Aim of the exercise: Check each line of the material for "Luxus" and report how many lines have it, with nothing added.

.....

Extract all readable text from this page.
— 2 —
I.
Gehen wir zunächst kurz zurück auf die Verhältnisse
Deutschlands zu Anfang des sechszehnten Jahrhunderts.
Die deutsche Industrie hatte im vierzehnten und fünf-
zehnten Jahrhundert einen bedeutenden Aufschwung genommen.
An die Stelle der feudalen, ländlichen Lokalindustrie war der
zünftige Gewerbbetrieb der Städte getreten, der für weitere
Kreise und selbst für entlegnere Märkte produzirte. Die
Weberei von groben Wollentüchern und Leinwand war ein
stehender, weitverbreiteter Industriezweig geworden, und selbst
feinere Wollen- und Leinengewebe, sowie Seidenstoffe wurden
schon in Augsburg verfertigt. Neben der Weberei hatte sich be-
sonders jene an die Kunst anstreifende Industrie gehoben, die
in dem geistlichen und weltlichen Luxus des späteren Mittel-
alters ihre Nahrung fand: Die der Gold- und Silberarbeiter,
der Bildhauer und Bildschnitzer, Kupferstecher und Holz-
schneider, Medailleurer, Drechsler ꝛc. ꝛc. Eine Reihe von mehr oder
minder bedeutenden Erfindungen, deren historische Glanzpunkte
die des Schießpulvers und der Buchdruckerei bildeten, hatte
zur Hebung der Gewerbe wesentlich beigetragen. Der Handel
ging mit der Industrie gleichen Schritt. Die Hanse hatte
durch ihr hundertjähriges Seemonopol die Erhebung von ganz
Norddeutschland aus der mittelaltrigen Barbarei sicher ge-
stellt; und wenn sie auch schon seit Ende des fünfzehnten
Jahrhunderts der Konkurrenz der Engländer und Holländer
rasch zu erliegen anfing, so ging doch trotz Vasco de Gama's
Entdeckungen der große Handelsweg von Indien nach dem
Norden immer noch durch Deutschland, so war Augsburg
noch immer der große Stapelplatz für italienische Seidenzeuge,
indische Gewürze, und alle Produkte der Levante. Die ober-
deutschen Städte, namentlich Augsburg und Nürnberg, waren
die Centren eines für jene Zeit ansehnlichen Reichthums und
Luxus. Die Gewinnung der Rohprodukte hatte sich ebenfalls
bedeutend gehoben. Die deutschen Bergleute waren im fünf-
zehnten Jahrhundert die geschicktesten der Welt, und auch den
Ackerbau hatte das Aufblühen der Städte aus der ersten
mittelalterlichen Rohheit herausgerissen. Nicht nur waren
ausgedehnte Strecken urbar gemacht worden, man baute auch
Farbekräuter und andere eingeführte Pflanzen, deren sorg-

.....

Output for this task: 2